The request ->
Transcribe every line of the records verbatim.

Task data ->
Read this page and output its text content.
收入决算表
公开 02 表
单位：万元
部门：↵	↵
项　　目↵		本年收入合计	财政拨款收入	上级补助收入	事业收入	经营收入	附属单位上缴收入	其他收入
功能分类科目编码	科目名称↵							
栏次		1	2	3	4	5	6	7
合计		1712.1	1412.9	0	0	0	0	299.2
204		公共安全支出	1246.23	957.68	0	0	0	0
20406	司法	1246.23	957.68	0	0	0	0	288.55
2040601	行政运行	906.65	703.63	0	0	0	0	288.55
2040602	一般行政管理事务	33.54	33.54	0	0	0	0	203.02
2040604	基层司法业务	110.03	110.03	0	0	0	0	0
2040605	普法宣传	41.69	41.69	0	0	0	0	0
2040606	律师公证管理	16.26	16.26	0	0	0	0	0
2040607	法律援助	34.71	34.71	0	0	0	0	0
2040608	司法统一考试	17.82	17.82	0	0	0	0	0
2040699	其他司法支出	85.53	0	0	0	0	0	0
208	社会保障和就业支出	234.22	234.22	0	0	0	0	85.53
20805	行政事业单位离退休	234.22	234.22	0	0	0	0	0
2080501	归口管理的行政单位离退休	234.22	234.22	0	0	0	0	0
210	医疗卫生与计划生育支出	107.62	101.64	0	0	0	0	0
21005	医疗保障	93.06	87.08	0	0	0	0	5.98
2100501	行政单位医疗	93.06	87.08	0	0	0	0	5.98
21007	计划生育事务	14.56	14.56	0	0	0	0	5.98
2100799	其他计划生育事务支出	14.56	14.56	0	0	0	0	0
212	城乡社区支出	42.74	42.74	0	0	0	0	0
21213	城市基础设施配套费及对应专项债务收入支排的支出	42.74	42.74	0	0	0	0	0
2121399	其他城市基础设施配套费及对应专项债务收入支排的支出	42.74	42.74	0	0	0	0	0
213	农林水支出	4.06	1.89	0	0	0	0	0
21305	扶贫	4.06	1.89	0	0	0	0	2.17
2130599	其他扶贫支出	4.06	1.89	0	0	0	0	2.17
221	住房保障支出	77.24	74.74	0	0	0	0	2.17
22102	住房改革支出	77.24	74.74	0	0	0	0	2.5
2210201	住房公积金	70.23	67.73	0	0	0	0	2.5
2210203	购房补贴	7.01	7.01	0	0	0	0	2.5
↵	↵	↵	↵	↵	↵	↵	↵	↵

Finished exercise ->
Read this page and output its text content.
收入决算表
公开 02 表
单位：万元
部门：↵	↵
项　　目↵		本年收入合计	财政拨款收入	上级补助收入	事业收入	经营收入	附属单位上缴收入	其他收入
功能分类科目编码	科目名称↵							
栏次		1	2	3	4	5	6	7
合计		1712.1	1412.9	0	0	0	0	299.2
204		公共安全支出	1246.23	957.68	0	0	0	0
20406	司法	1246.23	957.68	0	0	0	0	288.55
2040601	行政运行	906.65	703.63	0	0	0	0	288.55
2040602	一般行政管理事务	33.54	33.54	0	0	0	0	203.02
2040604	基层司法业务	110.03	110.03	0	0	0	0	0
2040605	普法宣传	41.69	41.69	0	0	0	0	0
2040606	律师公证管理	16.26	16.26	0	0	0	0	0
2040607	法律援助	34.71	34.71	0	0	0	0	0
2040608	司法统一考试	17.82	17.82	0	0	0	0	0
2040699	其他司法支出	85.53	0	0	0	0	0	0
208	社会保障和就业支出	234.22	234.22	0	0	0	0	85.53
20805	行政事业单位离退休	234.22	234.22	0	0	0	0	0
2080501	归口管理的行政单位离退休	234.22	234.22	0	0	0	0	0
210	医疗卫生与计划生育支出	107.62	101.64	0	0	0	0	0
21005	医疗保障	93.06	87.08	0	0	0	0	5.98
2100501	行政单位医疗	93.06	87.08	0	0	0	0	5.98
21007	计划生育事务	14.56	14.56	0	0	0	0	5.98
2100799	其他计划生育事务支出	14.56	14.56	0	0	0	0	0
212	城乡社区支出	42.74	42.74	0	0	0	0	0
21213	城市基础设施配套费及对应专项债务收入支排的支出	42.74	42.74	0	0	0	0	0
2121399	其他城市基础设施配套费及对应专项债务收入支排的支出	42.74	42.74	0	0	0	0	0
213	农林水支出	4.06	1.89	0	0	0	0	0
21305	扶贫	4.06	1.89	0	0	0	0	2.17
2130599	其他扶贫支出	4.06	1.89	0	0	0	0	2.17
221	住房保障支出	77.24	74.74	0	0	0	0	2.17
22102	住房改革支出	77.24	74.74	0	0	0	0	2.5
2210201	住房公积金	70.23	67.73	0	0	0	0	2.5
2210203	购房补贴	7.01	7.01	0	0	0	0	2.5
↵	↵	↵	↵	↵	↵	↵	↵	↵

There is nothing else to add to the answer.